THE PROBLEM: Count the lines in the records below that contain the word "name", and reply with only that number.

TASK MATERIAL:
(begin)

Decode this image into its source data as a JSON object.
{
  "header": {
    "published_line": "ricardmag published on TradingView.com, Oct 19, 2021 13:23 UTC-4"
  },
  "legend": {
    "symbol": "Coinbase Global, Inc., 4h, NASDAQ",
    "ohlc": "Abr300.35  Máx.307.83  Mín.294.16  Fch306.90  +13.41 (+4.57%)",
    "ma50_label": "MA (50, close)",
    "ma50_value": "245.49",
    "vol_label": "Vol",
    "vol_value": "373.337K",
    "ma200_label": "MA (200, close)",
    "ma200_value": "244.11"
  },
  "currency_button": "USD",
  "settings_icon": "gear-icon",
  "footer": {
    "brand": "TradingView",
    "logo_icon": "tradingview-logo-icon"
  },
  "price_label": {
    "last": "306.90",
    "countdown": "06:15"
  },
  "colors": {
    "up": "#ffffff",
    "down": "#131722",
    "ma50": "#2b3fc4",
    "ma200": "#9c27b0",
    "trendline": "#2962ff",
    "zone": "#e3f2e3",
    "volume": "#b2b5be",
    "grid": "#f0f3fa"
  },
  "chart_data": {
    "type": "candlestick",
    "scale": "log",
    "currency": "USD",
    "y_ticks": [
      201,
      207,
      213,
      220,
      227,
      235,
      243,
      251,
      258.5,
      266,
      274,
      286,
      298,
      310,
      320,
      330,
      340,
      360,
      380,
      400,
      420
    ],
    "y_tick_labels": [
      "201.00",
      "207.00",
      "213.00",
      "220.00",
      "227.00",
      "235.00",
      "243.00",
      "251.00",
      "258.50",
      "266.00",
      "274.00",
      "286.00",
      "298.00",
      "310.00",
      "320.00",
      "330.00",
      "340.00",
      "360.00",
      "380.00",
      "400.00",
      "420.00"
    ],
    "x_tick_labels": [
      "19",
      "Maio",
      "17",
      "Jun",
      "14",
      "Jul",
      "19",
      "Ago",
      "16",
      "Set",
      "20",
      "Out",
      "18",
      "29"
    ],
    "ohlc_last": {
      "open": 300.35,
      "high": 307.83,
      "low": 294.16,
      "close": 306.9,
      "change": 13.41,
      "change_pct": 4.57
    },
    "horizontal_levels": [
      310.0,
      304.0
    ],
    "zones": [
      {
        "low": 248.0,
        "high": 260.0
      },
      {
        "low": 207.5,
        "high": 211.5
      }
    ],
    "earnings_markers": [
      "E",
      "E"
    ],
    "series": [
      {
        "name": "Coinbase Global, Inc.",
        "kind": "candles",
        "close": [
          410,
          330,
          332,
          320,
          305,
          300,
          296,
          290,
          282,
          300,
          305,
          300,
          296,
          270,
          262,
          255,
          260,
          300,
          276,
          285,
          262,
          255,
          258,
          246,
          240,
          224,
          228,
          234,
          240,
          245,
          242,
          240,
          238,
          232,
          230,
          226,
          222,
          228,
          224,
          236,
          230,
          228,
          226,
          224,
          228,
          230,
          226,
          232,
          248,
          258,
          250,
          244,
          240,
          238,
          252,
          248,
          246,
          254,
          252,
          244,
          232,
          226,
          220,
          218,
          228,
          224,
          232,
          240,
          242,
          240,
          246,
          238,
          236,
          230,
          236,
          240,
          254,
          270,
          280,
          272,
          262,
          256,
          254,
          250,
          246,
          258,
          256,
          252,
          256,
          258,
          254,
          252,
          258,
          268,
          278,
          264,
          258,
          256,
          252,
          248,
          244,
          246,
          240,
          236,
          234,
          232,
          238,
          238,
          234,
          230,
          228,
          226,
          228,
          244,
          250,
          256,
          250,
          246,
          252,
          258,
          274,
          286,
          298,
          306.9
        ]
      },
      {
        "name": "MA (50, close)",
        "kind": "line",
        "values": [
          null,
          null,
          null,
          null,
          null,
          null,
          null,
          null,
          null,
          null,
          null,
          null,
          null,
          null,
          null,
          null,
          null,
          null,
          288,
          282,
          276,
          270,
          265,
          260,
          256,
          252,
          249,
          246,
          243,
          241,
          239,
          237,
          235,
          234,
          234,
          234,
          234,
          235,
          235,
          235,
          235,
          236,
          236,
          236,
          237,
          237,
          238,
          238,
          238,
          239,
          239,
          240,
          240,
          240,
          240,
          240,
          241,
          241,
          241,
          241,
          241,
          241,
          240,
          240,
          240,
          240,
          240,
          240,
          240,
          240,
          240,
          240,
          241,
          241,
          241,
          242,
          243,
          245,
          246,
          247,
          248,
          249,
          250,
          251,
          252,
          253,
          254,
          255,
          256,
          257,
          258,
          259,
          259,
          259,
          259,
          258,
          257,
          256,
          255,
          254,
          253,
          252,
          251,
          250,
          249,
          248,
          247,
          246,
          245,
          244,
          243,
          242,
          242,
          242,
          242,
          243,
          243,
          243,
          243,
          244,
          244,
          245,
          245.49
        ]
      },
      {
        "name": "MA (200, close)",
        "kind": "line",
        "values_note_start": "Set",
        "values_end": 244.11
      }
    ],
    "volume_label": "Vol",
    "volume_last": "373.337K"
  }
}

(end)
(begin)

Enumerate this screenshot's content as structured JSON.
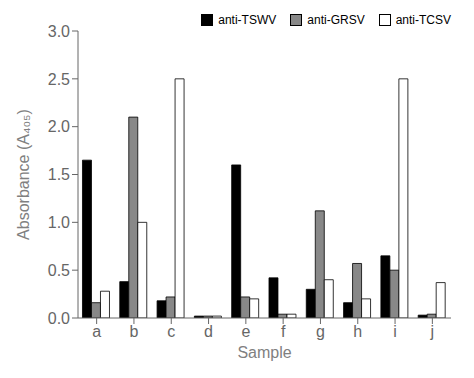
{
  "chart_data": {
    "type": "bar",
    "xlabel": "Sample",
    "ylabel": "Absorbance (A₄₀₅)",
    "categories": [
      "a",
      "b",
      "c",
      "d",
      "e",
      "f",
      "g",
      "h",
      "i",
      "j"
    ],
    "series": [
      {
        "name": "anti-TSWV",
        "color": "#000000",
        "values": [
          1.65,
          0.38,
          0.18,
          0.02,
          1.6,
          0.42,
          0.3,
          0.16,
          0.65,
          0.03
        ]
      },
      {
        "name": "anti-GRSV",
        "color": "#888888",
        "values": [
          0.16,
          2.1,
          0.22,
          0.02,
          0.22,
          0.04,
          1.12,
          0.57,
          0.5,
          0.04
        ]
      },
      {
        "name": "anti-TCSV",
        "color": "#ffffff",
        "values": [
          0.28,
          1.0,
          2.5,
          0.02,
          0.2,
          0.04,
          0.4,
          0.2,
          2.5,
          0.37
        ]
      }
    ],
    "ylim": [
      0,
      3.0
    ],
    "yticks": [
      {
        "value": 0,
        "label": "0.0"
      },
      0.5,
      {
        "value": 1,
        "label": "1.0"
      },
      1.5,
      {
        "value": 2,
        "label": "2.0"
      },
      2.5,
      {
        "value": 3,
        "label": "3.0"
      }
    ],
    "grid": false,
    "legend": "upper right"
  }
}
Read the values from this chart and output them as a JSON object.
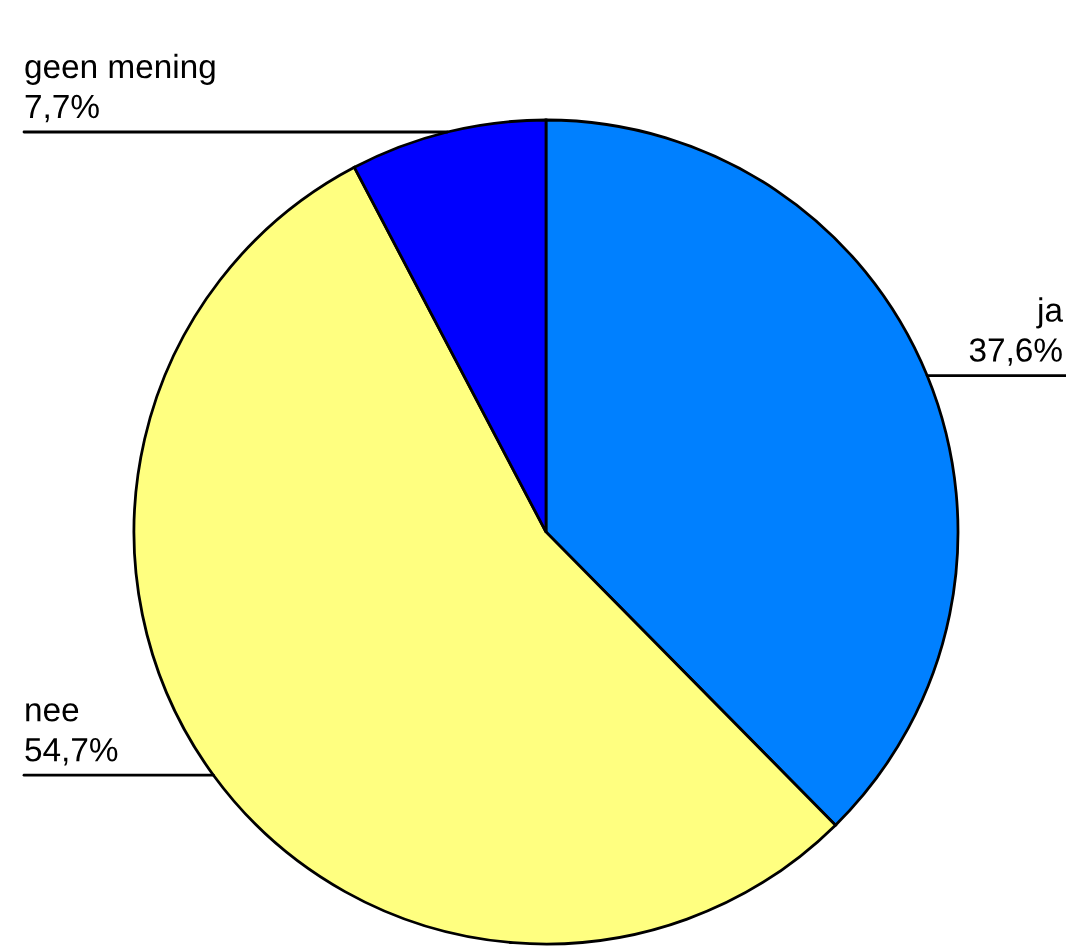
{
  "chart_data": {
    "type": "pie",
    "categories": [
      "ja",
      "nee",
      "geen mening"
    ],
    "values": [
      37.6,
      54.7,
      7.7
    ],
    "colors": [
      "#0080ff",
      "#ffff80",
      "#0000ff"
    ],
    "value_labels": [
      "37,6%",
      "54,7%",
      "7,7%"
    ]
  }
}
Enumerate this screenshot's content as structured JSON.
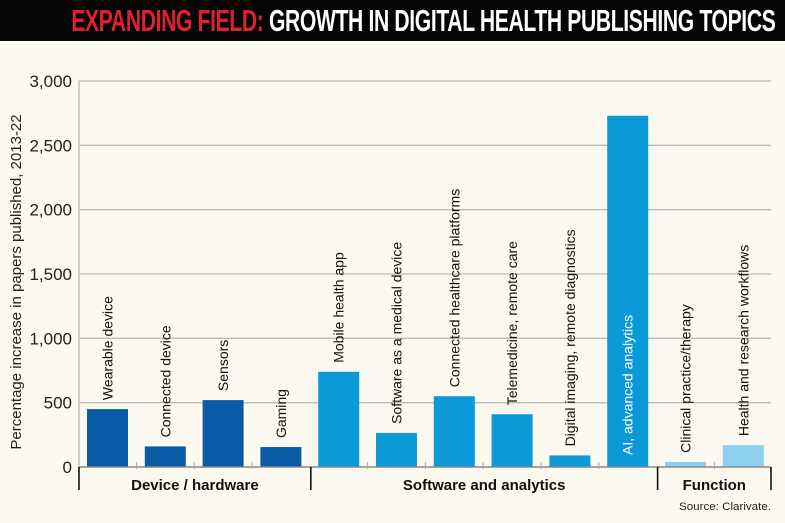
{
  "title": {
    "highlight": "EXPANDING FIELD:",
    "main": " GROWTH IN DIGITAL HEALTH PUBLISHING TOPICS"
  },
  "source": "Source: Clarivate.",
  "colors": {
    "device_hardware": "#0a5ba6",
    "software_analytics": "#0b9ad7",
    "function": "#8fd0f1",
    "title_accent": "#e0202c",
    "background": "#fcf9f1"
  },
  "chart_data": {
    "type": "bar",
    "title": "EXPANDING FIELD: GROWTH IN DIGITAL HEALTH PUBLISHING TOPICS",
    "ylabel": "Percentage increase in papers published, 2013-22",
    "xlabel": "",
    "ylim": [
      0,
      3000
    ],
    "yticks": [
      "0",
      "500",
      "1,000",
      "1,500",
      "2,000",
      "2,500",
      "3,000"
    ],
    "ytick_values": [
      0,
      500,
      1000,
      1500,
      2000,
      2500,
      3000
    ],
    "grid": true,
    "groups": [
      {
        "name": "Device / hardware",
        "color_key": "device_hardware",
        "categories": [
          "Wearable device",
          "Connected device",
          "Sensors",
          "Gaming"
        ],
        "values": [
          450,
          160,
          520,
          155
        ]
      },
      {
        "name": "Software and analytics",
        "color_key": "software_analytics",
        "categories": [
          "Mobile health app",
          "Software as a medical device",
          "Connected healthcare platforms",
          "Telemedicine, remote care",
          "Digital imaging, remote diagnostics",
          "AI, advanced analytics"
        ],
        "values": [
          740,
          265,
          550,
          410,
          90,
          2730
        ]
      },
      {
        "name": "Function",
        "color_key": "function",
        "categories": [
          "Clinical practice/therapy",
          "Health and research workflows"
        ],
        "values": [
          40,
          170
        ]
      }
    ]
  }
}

(end)

THE REPLY: 9